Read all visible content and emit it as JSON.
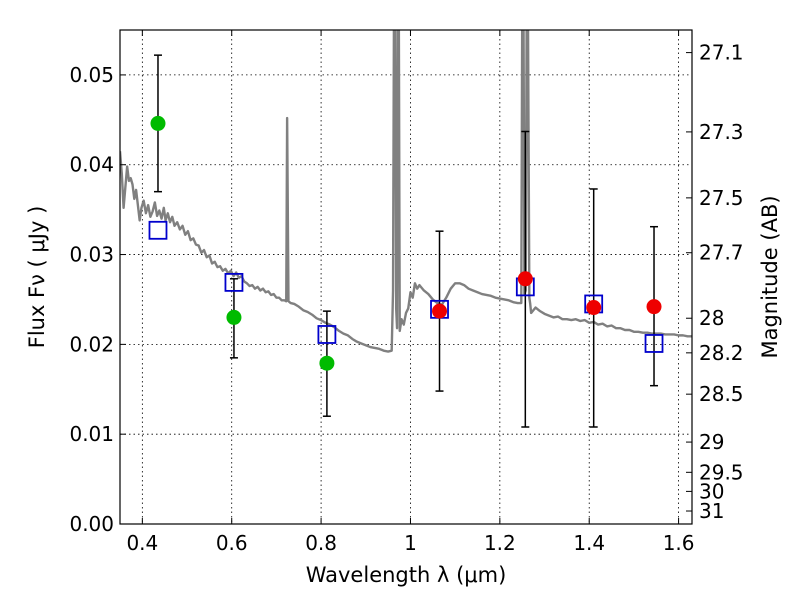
{
  "chart_data": {
    "type": "scatter",
    "xlabel": "Wavelength  λ (μm)",
    "ylabel": "Flux  Fν  ( μJy )",
    "ylabel_right": "Magnitude (AB)",
    "xlim": [
      0.35,
      1.63
    ],
    "ylim": [
      0.0,
      0.055
    ],
    "grid": true,
    "x_ticks": [
      {
        "value": 0.4,
        "label": "0.4"
      },
      {
        "value": 0.6,
        "label": "0.6"
      },
      {
        "value": 0.8,
        "label": "0.8"
      },
      {
        "value": 1.0,
        "label": "1"
      },
      {
        "value": 1.2,
        "label": "1.2"
      },
      {
        "value": 1.4,
        "label": "1.4"
      },
      {
        "value": 1.6,
        "label": "1.6"
      }
    ],
    "y_ticks": [
      {
        "value": 0.0,
        "label": "0.00"
      },
      {
        "value": 0.01,
        "label": "0.01"
      },
      {
        "value": 0.02,
        "label": "0.02"
      },
      {
        "value": 0.03,
        "label": "0.03"
      },
      {
        "value": 0.04,
        "label": "0.04"
      },
      {
        "value": 0.05,
        "label": "0.05"
      }
    ],
    "right_ticks": [
      {
        "mag": 27.1,
        "label": "27.1"
      },
      {
        "mag": 27.3,
        "label": "27.3"
      },
      {
        "mag": 27.5,
        "label": "27.5"
      },
      {
        "mag": 27.7,
        "label": "27.7"
      },
      {
        "mag": 28.0,
        "label": "28"
      },
      {
        "mag": 28.2,
        "label": "28.2"
      },
      {
        "mag": 28.5,
        "label": "28.5"
      },
      {
        "mag": 29.0,
        "label": "29"
      },
      {
        "mag": 29.5,
        "label": "29.5"
      },
      {
        "mag": 30.0,
        "label": "30"
      },
      {
        "mag": 31.0,
        "label": "31"
      }
    ],
    "series": [
      {
        "name": "model-spectrum",
        "kind": "line",
        "color": "#808080",
        "points": [
          [
            0.35,
            0.0415
          ],
          [
            0.354,
            0.039
          ],
          [
            0.358,
            0.0352
          ],
          [
            0.362,
            0.0375
          ],
          [
            0.366,
            0.0398
          ],
          [
            0.37,
            0.0382
          ],
          [
            0.374,
            0.0385
          ],
          [
            0.378,
            0.0378
          ],
          [
            0.382,
            0.0362
          ],
          [
            0.386,
            0.0372
          ],
          [
            0.39,
            0.0355
          ],
          [
            0.394,
            0.0338
          ],
          [
            0.398,
            0.0352
          ],
          [
            0.403,
            0.036
          ],
          [
            0.408,
            0.0346
          ],
          [
            0.413,
            0.0355
          ],
          [
            0.418,
            0.0342
          ],
          [
            0.423,
            0.0348
          ],
          [
            0.428,
            0.0358
          ],
          [
            0.433,
            0.0343
          ],
          [
            0.438,
            0.0349
          ],
          [
            0.443,
            0.034
          ],
          [
            0.448,
            0.0352
          ],
          [
            0.452,
            0.0338
          ],
          [
            0.457,
            0.0346
          ],
          [
            0.462,
            0.0336
          ],
          [
            0.467,
            0.0342
          ],
          [
            0.472,
            0.0332
          ],
          [
            0.478,
            0.0336
          ],
          [
            0.484,
            0.0328
          ],
          [
            0.49,
            0.0332
          ],
          [
            0.496,
            0.0322
          ],
          [
            0.502,
            0.0326
          ],
          [
            0.508,
            0.0316
          ],
          [
            0.514,
            0.0318
          ],
          [
            0.52,
            0.0311
          ],
          [
            0.526,
            0.031
          ],
          [
            0.532,
            0.0302
          ],
          [
            0.538,
            0.0305
          ],
          [
            0.544,
            0.0297
          ],
          [
            0.55,
            0.0299
          ],
          [
            0.556,
            0.029
          ],
          [
            0.562,
            0.0292
          ],
          [
            0.568,
            0.0286
          ],
          [
            0.574,
            0.0287
          ],
          [
            0.58,
            0.0282
          ],
          [
            0.586,
            0.0284
          ],
          [
            0.592,
            0.0279
          ],
          [
            0.598,
            0.0282
          ],
          [
            0.604,
            0.0276
          ],
          [
            0.61,
            0.028
          ],
          [
            0.616,
            0.0274
          ],
          [
            0.622,
            0.0276
          ],
          [
            0.628,
            0.027
          ],
          [
            0.634,
            0.0268
          ],
          [
            0.64,
            0.0265
          ],
          [
            0.646,
            0.0266
          ],
          [
            0.652,
            0.0262
          ],
          [
            0.658,
            0.0264
          ],
          [
            0.664,
            0.026
          ],
          [
            0.67,
            0.0262
          ],
          [
            0.676,
            0.0258
          ],
          [
            0.682,
            0.0259
          ],
          [
            0.688,
            0.0255
          ],
          [
            0.694,
            0.0256
          ],
          [
            0.7,
            0.0252
          ],
          [
            0.706,
            0.0252
          ],
          [
            0.712,
            0.0249
          ],
          [
            0.718,
            0.0249
          ],
          [
            0.722,
            0.0248
          ],
          [
            0.724,
            0.0452
          ],
          [
            0.727,
            0.0248
          ],
          [
            0.732,
            0.0246
          ],
          [
            0.74,
            0.0245
          ],
          [
            0.75,
            0.0242
          ],
          [
            0.76,
            0.0238
          ],
          [
            0.77,
            0.0236
          ],
          [
            0.78,
            0.0233
          ],
          [
            0.79,
            0.0229
          ],
          [
            0.8,
            0.0227
          ],
          [
            0.81,
            0.0224
          ],
          [
            0.82,
            0.0222
          ],
          [
            0.83,
            0.0219
          ],
          [
            0.84,
            0.0215
          ],
          [
            0.85,
            0.0212
          ],
          [
            0.86,
            0.021
          ],
          [
            0.87,
            0.0206
          ],
          [
            0.88,
            0.0203
          ],
          [
            0.89,
            0.0201
          ],
          [
            0.9,
            0.0199
          ],
          [
            0.91,
            0.0197
          ],
          [
            0.92,
            0.0196
          ],
          [
            0.93,
            0.0195
          ],
          [
            0.94,
            0.0193
          ],
          [
            0.95,
            0.0192
          ],
          [
            0.958,
            0.0193
          ],
          [
            0.961,
            0.026
          ],
          [
            0.963,
            0.056
          ],
          [
            0.966,
            0.056
          ],
          [
            0.968,
            0.024
          ],
          [
            0.97,
            0.0218
          ],
          [
            0.972,
            0.056
          ],
          [
            0.974,
            0.056
          ],
          [
            0.976,
            0.0215
          ],
          [
            0.98,
            0.0228
          ],
          [
            0.985,
            0.0222
          ],
          [
            0.99,
            0.0235
          ],
          [
            0.995,
            0.024
          ],
          [
            1.0,
            0.0258
          ],
          [
            1.005,
            0.0252
          ],
          [
            1.01,
            0.0268
          ],
          [
            1.015,
            0.0262
          ],
          [
            1.02,
            0.0266
          ],
          [
            1.03,
            0.026
          ],
          [
            1.04,
            0.0256
          ],
          [
            1.05,
            0.025
          ],
          [
            1.06,
            0.0246
          ],
          [
            1.07,
            0.0244
          ],
          [
            1.08,
            0.0252
          ],
          [
            1.09,
            0.0262
          ],
          [
            1.1,
            0.0268
          ],
          [
            1.11,
            0.0268
          ],
          [
            1.12,
            0.0266
          ],
          [
            1.13,
            0.0262
          ],
          [
            1.14,
            0.026
          ],
          [
            1.15,
            0.0258
          ],
          [
            1.16,
            0.0256
          ],
          [
            1.17,
            0.0255
          ],
          [
            1.18,
            0.0254
          ],
          [
            1.19,
            0.0252
          ],
          [
            1.2,
            0.0251
          ],
          [
            1.21,
            0.025
          ],
          [
            1.22,
            0.0249
          ],
          [
            1.23,
            0.0247
          ],
          [
            1.24,
            0.0246
          ],
          [
            1.248,
            0.0246
          ],
          [
            1.25,
            0.056
          ],
          [
            1.253,
            0.056
          ],
          [
            1.255,
            0.0256
          ],
          [
            1.258,
            0.026
          ],
          [
            1.26,
            0.056
          ],
          [
            1.263,
            0.056
          ],
          [
            1.266,
            0.0252
          ],
          [
            1.268,
            0.0245
          ],
          [
            1.27,
            0.0235
          ],
          [
            1.275,
            0.0238
          ],
          [
            1.28,
            0.0241
          ],
          [
            1.29,
            0.0237
          ],
          [
            1.3,
            0.0234
          ],
          [
            1.31,
            0.0232
          ],
          [
            1.32,
            0.023
          ],
          [
            1.33,
            0.0231
          ],
          [
            1.34,
            0.0228
          ],
          [
            1.35,
            0.0228
          ],
          [
            1.36,
            0.0227
          ],
          [
            1.37,
            0.0228
          ],
          [
            1.38,
            0.0226
          ],
          [
            1.39,
            0.0227
          ],
          [
            1.4,
            0.0224
          ],
          [
            1.41,
            0.0225
          ],
          [
            1.42,
            0.0222
          ],
          [
            1.43,
            0.0223
          ],
          [
            1.44,
            0.022
          ],
          [
            1.45,
            0.0221
          ],
          [
            1.46,
            0.0218
          ],
          [
            1.47,
            0.0218
          ],
          [
            1.48,
            0.0216
          ],
          [
            1.49,
            0.0216
          ],
          [
            1.5,
            0.0214
          ],
          [
            1.51,
            0.0214
          ],
          [
            1.52,
            0.0213
          ],
          [
            1.53,
            0.0213
          ],
          [
            1.54,
            0.0212
          ],
          [
            1.55,
            0.0212
          ],
          [
            1.56,
            0.0212
          ],
          [
            1.57,
            0.0211
          ],
          [
            1.58,
            0.0211
          ],
          [
            1.59,
            0.0211
          ],
          [
            1.6,
            0.021
          ],
          [
            1.61,
            0.021
          ],
          [
            1.62,
            0.0209
          ],
          [
            1.63,
            0.0209
          ]
        ]
      },
      {
        "name": "model-photometry",
        "kind": "square",
        "color": "#0000cc",
        "points": [
          [
            0.435,
            0.0327
          ],
          [
            0.605,
            0.0269
          ],
          [
            0.813,
            0.0211
          ],
          [
            1.065,
            0.0239
          ],
          [
            1.257,
            0.0264
          ],
          [
            1.41,
            0.0245
          ],
          [
            1.545,
            0.0201
          ]
        ]
      },
      {
        "name": "optical-detections",
        "kind": "circle",
        "color": "#00bb00",
        "points": [
          [
            0.435,
            0.0446
          ],
          [
            0.605,
            0.023
          ],
          [
            0.813,
            0.0179
          ]
        ]
      },
      {
        "name": "nir-detections",
        "kind": "circle",
        "color": "#ee0000",
        "points": [
          [
            1.065,
            0.0237
          ],
          [
            1.257,
            0.0273
          ],
          [
            1.41,
            0.0241
          ],
          [
            1.545,
            0.0242
          ]
        ]
      }
    ],
    "error_bars": [
      {
        "x": 0.435,
        "low": 0.037,
        "high": 0.0522
      },
      {
        "x": 0.605,
        "low": 0.0185,
        "high": 0.0273
      },
      {
        "x": 0.813,
        "low": 0.012,
        "high": 0.0237
      },
      {
        "x": 1.065,
        "low": 0.0148,
        "high": 0.0326
      },
      {
        "x": 1.257,
        "low": 0.0108,
        "high": 0.0437
      },
      {
        "x": 1.41,
        "low": 0.0108,
        "high": 0.0373
      },
      {
        "x": 1.545,
        "low": 0.0154,
        "high": 0.0331
      }
    ]
  }
}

▸ Exercise objective: In the entries above, find each line with the word "kind" and show it.

▸ Solution:
        "kind": "line",
        "kind": "square",
        "kind": "circle",
        "kind": "circle",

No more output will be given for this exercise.